[start Data for the task]
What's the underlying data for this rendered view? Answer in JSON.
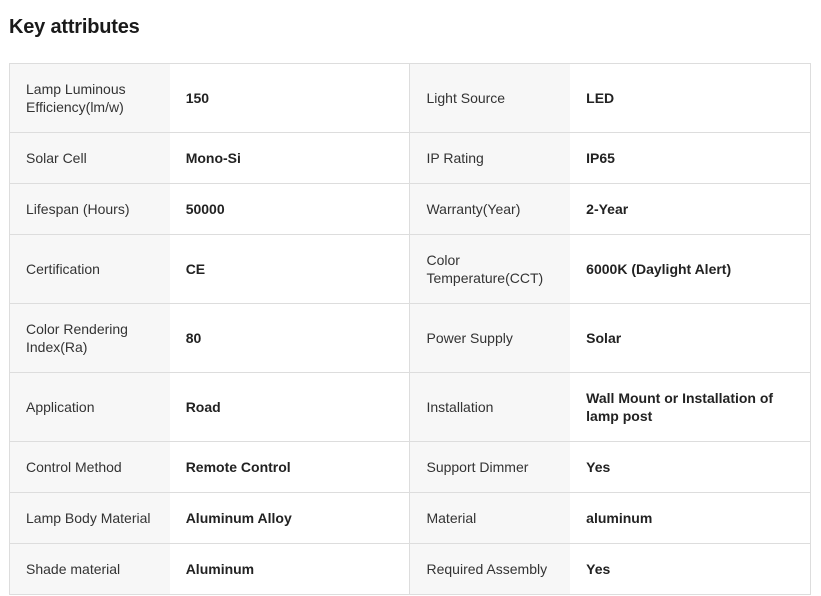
{
  "title": "Key attributes",
  "rows": [
    [
      {
        "k": "Lamp Luminous Efficiency(lm/w)",
        "v": "150"
      },
      {
        "k": "Light Source",
        "v": "LED"
      }
    ],
    [
      {
        "k": "Solar Cell",
        "v": "Mono-Si"
      },
      {
        "k": "IP Rating",
        "v": "IP65"
      }
    ],
    [
      {
        "k": "Lifespan (Hours)",
        "v": "50000"
      },
      {
        "k": "Warranty(Year)",
        "v": "2-Year"
      }
    ],
    [
      {
        "k": "Certification",
        "v": "CE"
      },
      {
        "k": "Color Temperature(CCT)",
        "v": "6000K (Daylight Alert)"
      }
    ],
    [
      {
        "k": "Color Rendering Index(Ra)",
        "v": "80"
      },
      {
        "k": "Power Supply",
        "v": "Solar"
      }
    ],
    [
      {
        "k": "Application",
        "v": "Road"
      },
      {
        "k": "Installation",
        "v": "Wall Mount or Installation of lamp post"
      }
    ],
    [
      {
        "k": "Control Method",
        "v": "Remote Control"
      },
      {
        "k": "Support Dimmer",
        "v": "Yes"
      }
    ],
    [
      {
        "k": "Lamp Body Material",
        "v": "Aluminum Alloy"
      },
      {
        "k": "Material",
        "v": "aluminum"
      }
    ],
    [
      {
        "k": "Shade material",
        "v": "Aluminum"
      },
      {
        "k": "Required Assembly",
        "v": "Yes"
      }
    ]
  ]
}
[end Data for the task]
Given request -
Every record must be copied exactly, with images dropped from the result.

Reply to the exercise -
What's the underlying data for this rendered view? Answer in JSON.
{
  "title": "Key attributes",
  "rows": [
    [
      {
        "k": "Lamp Luminous Efficiency(lm/w)",
        "v": "150"
      },
      {
        "k": "Light Source",
        "v": "LED"
      }
    ],
    [
      {
        "k": "Solar Cell",
        "v": "Mono-Si"
      },
      {
        "k": "IP Rating",
        "v": "IP65"
      }
    ],
    [
      {
        "k": "Lifespan (Hours)",
        "v": "50000"
      },
      {
        "k": "Warranty(Year)",
        "v": "2-Year"
      }
    ],
    [
      {
        "k": "Certification",
        "v": "CE"
      },
      {
        "k": "Color Temperature(CCT)",
        "v": "6000K (Daylight Alert)"
      }
    ],
    [
      {
        "k": "Color Rendering Index(Ra)",
        "v": "80"
      },
      {
        "k": "Power Supply",
        "v": "Solar"
      }
    ],
    [
      {
        "k": "Application",
        "v": "Road"
      },
      {
        "k": "Installation",
        "v": "Wall Mount or Installation of lamp post"
      }
    ],
    [
      {
        "k": "Control Method",
        "v": "Remote Control"
      },
      {
        "k": "Support Dimmer",
        "v": "Yes"
      }
    ],
    [
      {
        "k": "Lamp Body Material",
        "v": "Aluminum Alloy"
      },
      {
        "k": "Material",
        "v": "aluminum"
      }
    ],
    [
      {
        "k": "Shade material",
        "v": "Aluminum"
      },
      {
        "k": "Required Assembly",
        "v": "Yes"
      }
    ]
  ]
}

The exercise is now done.